• _Problem requirements_
Go through the listing and write out all of it exactly.

• _Figure contents as structured data_

________________________

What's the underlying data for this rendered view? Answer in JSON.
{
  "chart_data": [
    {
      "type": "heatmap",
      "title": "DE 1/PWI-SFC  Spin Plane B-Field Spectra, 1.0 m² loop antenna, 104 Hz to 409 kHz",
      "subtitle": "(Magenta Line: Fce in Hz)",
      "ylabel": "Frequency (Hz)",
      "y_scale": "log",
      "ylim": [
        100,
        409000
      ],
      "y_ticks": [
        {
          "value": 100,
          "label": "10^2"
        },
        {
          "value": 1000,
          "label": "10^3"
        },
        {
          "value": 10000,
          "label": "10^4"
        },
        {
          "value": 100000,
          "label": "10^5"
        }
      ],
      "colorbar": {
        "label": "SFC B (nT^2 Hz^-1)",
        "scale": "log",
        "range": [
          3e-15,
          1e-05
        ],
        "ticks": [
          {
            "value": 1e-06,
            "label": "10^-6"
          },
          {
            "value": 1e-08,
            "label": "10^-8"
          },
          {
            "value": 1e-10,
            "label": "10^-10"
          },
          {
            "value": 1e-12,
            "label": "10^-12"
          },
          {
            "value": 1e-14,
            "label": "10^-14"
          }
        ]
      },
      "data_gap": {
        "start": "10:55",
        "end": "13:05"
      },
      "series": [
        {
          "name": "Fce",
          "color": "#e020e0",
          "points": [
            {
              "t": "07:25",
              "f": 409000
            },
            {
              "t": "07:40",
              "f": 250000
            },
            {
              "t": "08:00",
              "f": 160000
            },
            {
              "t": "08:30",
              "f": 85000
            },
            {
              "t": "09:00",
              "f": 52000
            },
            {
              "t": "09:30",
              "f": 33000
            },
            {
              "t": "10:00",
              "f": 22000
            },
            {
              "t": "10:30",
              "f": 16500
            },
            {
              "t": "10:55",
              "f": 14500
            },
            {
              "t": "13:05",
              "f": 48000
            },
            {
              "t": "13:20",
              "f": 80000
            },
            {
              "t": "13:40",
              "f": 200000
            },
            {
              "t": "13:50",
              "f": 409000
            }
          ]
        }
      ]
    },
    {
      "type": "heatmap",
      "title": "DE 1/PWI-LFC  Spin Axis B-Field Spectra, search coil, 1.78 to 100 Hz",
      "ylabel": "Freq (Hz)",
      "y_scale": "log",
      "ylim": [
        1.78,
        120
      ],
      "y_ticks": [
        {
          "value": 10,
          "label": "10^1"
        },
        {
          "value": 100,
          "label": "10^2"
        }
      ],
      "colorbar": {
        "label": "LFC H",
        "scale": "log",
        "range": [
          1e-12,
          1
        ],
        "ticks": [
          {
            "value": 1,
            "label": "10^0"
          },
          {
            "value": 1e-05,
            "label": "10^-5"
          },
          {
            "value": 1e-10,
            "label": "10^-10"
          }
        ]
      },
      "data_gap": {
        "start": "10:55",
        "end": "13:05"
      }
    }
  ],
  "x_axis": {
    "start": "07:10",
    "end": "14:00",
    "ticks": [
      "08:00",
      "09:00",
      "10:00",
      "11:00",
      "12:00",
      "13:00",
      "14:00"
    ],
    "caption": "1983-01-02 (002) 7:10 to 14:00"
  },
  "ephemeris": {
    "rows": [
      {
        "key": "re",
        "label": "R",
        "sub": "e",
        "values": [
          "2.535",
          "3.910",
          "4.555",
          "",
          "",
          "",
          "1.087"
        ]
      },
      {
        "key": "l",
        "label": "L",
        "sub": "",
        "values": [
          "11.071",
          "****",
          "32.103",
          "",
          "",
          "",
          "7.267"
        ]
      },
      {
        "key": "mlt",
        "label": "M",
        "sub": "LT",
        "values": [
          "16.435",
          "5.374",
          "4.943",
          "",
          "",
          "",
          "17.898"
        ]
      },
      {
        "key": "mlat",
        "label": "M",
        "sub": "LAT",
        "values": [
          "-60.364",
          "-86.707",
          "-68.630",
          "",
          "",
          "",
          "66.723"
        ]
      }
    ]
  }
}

________________________

• _Answer to the task_
What's the underlying data for this rendered view? Answer in JSON.
{
  "chart_data": [
    {
      "type": "heatmap",
      "title": "DE 1/PWI-SFC  Spin Plane B-Field Spectra, 1.0 m² loop antenna, 104 Hz to 409 kHz",
      "subtitle": "(Magenta Line: Fce in Hz)",
      "ylabel": "Frequency (Hz)",
      "y_scale": "log",
      "ylim": [
        100,
        409000
      ],
      "y_ticks": [
        {
          "value": 100,
          "label": "10^2"
        },
        {
          "value": 1000,
          "label": "10^3"
        },
        {
          "value": 10000,
          "label": "10^4"
        },
        {
          "value": 100000,
          "label": "10^5"
        }
      ],
      "colorbar": {
        "label": "SFC B (nT^2 Hz^-1)",
        "scale": "log",
        "range": [
          3e-15,
          1e-05
        ],
        "ticks": [
          {
            "value": 1e-06,
            "label": "10^-6"
          },
          {
            "value": 1e-08,
            "label": "10^-8"
          },
          {
            "value": 1e-10,
            "label": "10^-10"
          },
          {
            "value": 1e-12,
            "label": "10^-12"
          },
          {
            "value": 1e-14,
            "label": "10^-14"
          }
        ]
      },
      "data_gap": {
        "start": "10:55",
        "end": "13:05"
      },
      "series": [
        {
          "name": "Fce",
          "color": "#e020e0",
          "points": [
            {
              "t": "07:25",
              "f": 409000
            },
            {
              "t": "07:40",
              "f": 250000
            },
            {
              "t": "08:00",
              "f": 160000
            },
            {
              "t": "08:30",
              "f": 85000
            },
            {
              "t": "09:00",
              "f": 52000
            },
            {
              "t": "09:30",
              "f": 33000
            },
            {
              "t": "10:00",
              "f": 22000
            },
            {
              "t": "10:30",
              "f": 16500
            },
            {
              "t": "10:55",
              "f": 14500
            },
            {
              "t": "13:05",
              "f": 48000
            },
            {
              "t": "13:20",
              "f": 80000
            },
            {
              "t": "13:40",
              "f": 200000
            },
            {
              "t": "13:50",
              "f": 409000
            }
          ]
        }
      ]
    },
    {
      "type": "heatmap",
      "title": "DE 1/PWI-LFC  Spin Axis B-Field Spectra, search coil, 1.78 to 100 Hz",
      "ylabel": "Freq (Hz)",
      "y_scale": "log",
      "ylim": [
        1.78,
        120
      ],
      "y_ticks": [
        {
          "value": 10,
          "label": "10^1"
        },
        {
          "value": 100,
          "label": "10^2"
        }
      ],
      "colorbar": {
        "label": "LFC H",
        "scale": "log",
        "range": [
          1e-12,
          1
        ],
        "ticks": [
          {
            "value": 1,
            "label": "10^0"
          },
          {
            "value": 1e-05,
            "label": "10^-5"
          },
          {
            "value": 1e-10,
            "label": "10^-10"
          }
        ]
      },
      "data_gap": {
        "start": "10:55",
        "end": "13:05"
      }
    }
  ],
  "x_axis": {
    "start": "07:10",
    "end": "14:00",
    "ticks": [
      "08:00",
      "09:00",
      "10:00",
      "11:00",
      "12:00",
      "13:00",
      "14:00"
    ],
    "caption": "1983-01-02 (002) 7:10 to 14:00"
  },
  "ephemeris": {
    "rows": [
      {
        "key": "re",
        "label": "R",
        "sub": "e",
        "values": [
          "2.535",
          "3.910",
          "4.555",
          "",
          "",
          "",
          "1.087"
        ]
      },
      {
        "key": "l",
        "label": "L",
        "sub": "",
        "values": [
          "11.071",
          "****",
          "32.103",
          "",
          "",
          "",
          "7.267"
        ]
      },
      {
        "key": "mlt",
        "label": "M",
        "sub": "LT",
        "values": [
          "16.435",
          "5.374",
          "4.943",
          "",
          "",
          "",
          "17.898"
        ]
      },
      {
        "key": "mlat",
        "label": "M",
        "sub": "LAT",
        "values": [
          "-60.364",
          "-86.707",
          "-68.630",
          "",
          "",
          "",
          "66.723"
        ]
      }
    ]
  }
}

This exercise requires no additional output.